The listing below should be printed exactly, every line of it. Skip the pictures.

○ ○ ○ ○ ○ ○ ○

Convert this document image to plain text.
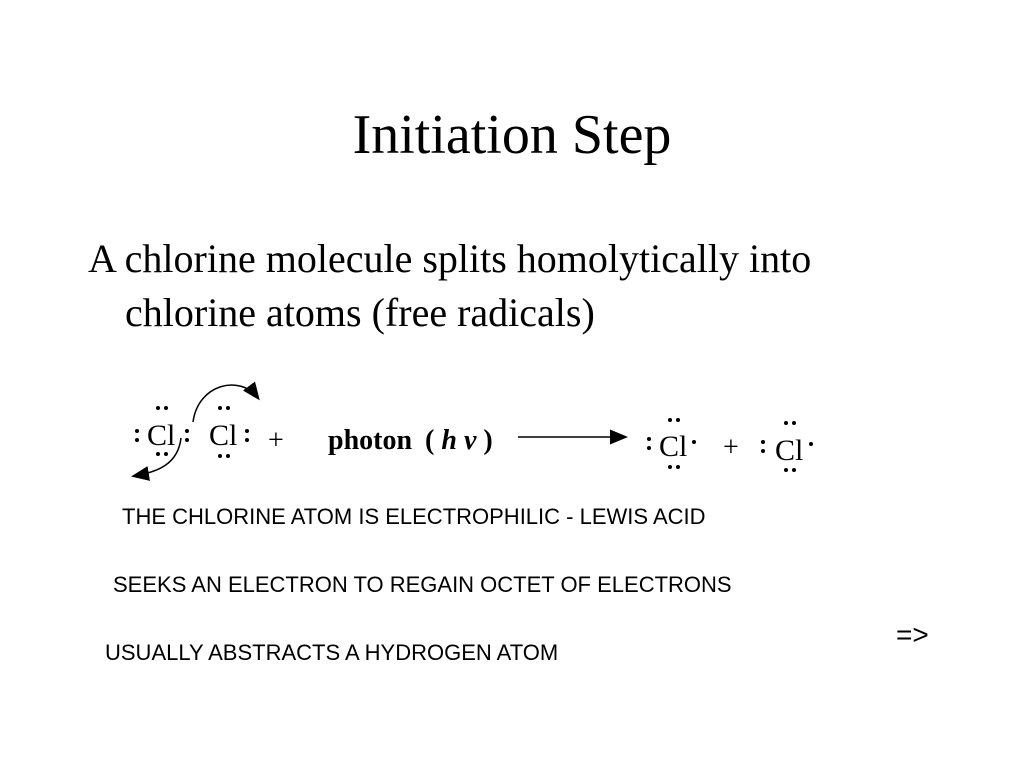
Initiation Step
A chlorine molecule splits homolytically into
chlorine atoms (free radicals)
Cl Cl + photon ( h ν )	Cl + Cl
THE CHLORINE ATOM IS ELECTROPHILIC - LEWIS ACID
SEEKS AN ELECTRON TO REGAIN OCTET OF ELECTRONS
USUALLY ABSTRACTS A HYDROGEN ATOM
=>
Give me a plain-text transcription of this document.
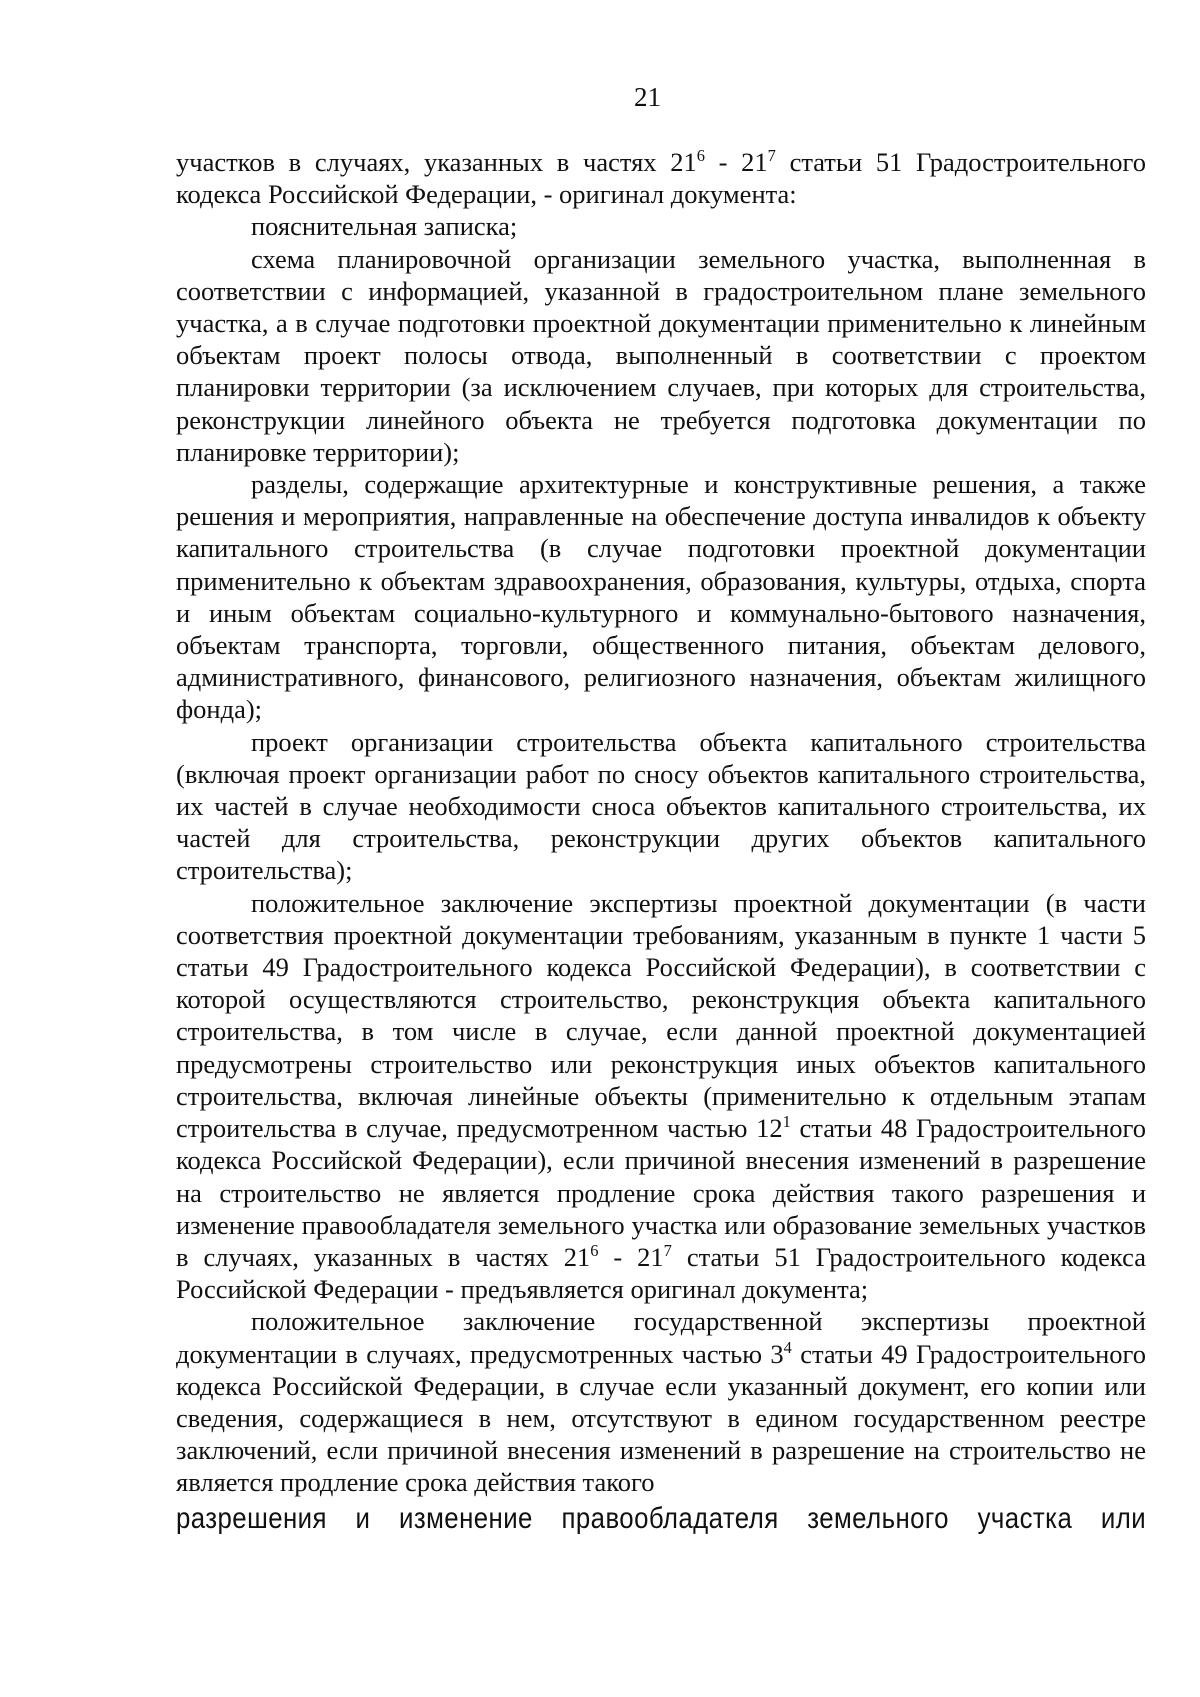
21

участков в случаях, указанных в частях $21^6 - 21^7$ статьи 51 Градостроительного кодекса Российской Федерации, - оригинал документа:

пояснительная записка;

схема планировочной организации земельного участка, выполненная в соответствии с информацией, указанной в градостроительном плане земельного участка, а в случае подготовки проектной документации применительно к линейным объектам проект полосы отвода, выполненный в соответствии с проектом планировки территории (за исключением случаев, при которых для строительства, реконструкции линейного объекта не требуется подготовка документации по планировке территории);

разделы, содержащие архитектурные и конструктивные решения, а также решения и мероприятия, направленные на обеспечение доступа инвалидов к объекту капитального строительства (в случае подготовки проектной документации применительно к объектам здравоохранения, образования, культуры, отдыха, спорта и иным объектам социально-культурного и коммунально-бытового назначения, объектам транспорта, торговли, общественного питания, объектам делового, административного, финансового, религиозного назначения, объектам жилищного фонда);

проект организации строительства объекта капитального строительства (включая проект организации работ по сносу объектов капитального строительства, их частей в случае необходимости сноса объектов капитального строительства, их частей для строительства, реконструкции других объектов капитального строительства);

положительное заключение экспертизы проектной документации (в части соответствия проектной документации требованиям, указанным в пункте 1 части 5 статьи 49 Градостроительного кодекса Российской Федерации), в соответствии с которой осуществляются строительство, реконструкция объекта капитального строительства, в том числе в случае, если данной проектной документацией предусмотрены строительство или реконструкция иных объектов капитального строительства, включая линейные объекты (применительно к отдельным этапам строительства в случае, предусмотренном частью $12^1$ статьи 48 Градостроительного кодекса Российской Федерации), если причиной внесения изменений в разрешение на строительство не является продление срока действия такого разрешения и изменение правообладателя земельного участка или образование земельных участков в случаях, указанных в частях $21^6 - 21^7$ статьи 51 Градостроительного кодекса Российской Федерации - предъявляется оригинал документа;

положительное заключение государственной экспертизы проектной документации в случаях, предусмотренных частью $3^4$ статьи 49 Градостроительного кодекса Российской Федерации, в случае если указанный документ, его копии или сведения, содержащиеся в нем, отсутствуют в едином государственном реестре заключений, если причиной внесения изменений в разрешение на строительство не является продление срока действия такого

разрешения и изменение правообладателя земельного участка или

○ ○ ○ ○ ○ ○ ○

**The output:**
Convert this document image to plain text.
Initiation Step
A chlorine molecule splits homolytically into
chlorine atoms (free radicals)
Cl Cl + photon ( h ν )	Cl + Cl
THE CHLORINE ATOM IS ELECTROPHILIC - LEWIS ACID
SEEKS AN ELECTRON TO REGAIN OCTET OF ELECTRONS
USUALLY ABSTRACTS A HYDROGEN ATOM
=>
Give me a plain-text transcription of this document.
21

участков в случаях, указанных в частях $21^6 - 21^7$ статьи 51 Градостроительного кодекса Российской Федерации, - оригинал документа:

пояснительная записка;

схема планировочной организации земельного участка, выполненная в соответствии с информацией, указанной в градостроительном плане земельного участка, а в случае подготовки проектной документации применительно к линейным объектам проект полосы отвода, выполненный в соответствии с проектом планировки территории (за исключением случаев, при которых для строительства, реконструкции линейного объекта не требуется подготовка документации по планировке территории);

разделы, содержащие архитектурные и конструктивные решения, а также решения и мероприятия, направленные на обеспечение доступа инвалидов к объекту капитального строительства (в случае подготовки проектной документации применительно к объектам здравоохранения, образования, культуры, отдыха, спорта и иным объектам социально-культурного и коммунально-бытового назначения, объектам транспорта, торговли, общественного питания, объектам делового, административного, финансового, религиозного назначения, объектам жилищного фонда);

проект организации строительства объекта капитального строительства (включая проект организации работ по сносу объектов капитального строительства, их частей в случае необходимости сноса объектов капитального строительства, их частей для строительства, реконструкции других объектов капитального строительства);

положительное заключение экспертизы проектной документации (в части соответствия проектной документации требованиям, указанным в пункте 1 части 5 статьи 49 Градостроительного кодекса Российской Федерации), в соответствии с которой осуществляются строительство, реконструкция объекта капитального строительства, в том числе в случае, если данной проектной документацией предусмотрены строительство или реконструкция иных объектов капитального строительства, включая линейные объекты (применительно к отдельным этапам строительства в случае, предусмотренном частью $12^1$ статьи 48 Градостроительного кодекса Российской Федерации), если причиной внесения изменений в разрешение на строительство не является продление срока действия такого разрешения и изменение правообладателя земельного участка или образование земельных участков в случаях, указанных в частях $21^6 - 21^7$ статьи 51 Градостроительного кодекса Российской Федерации - предъявляется оригинал документа;

положительное заключение государственной экспертизы проектной документации в случаях, предусмотренных частью $3^4$ статьи 49 Градостроительного кодекса Российской Федерации, в случае если указанный документ, его копии или сведения, содержащиеся в нем, отсутствуют в едином государственном реестре заключений, если причиной внесения изменений в разрешение на строительство не является продление срока действия такого

разрешения и изменение правообладателя земельного участка или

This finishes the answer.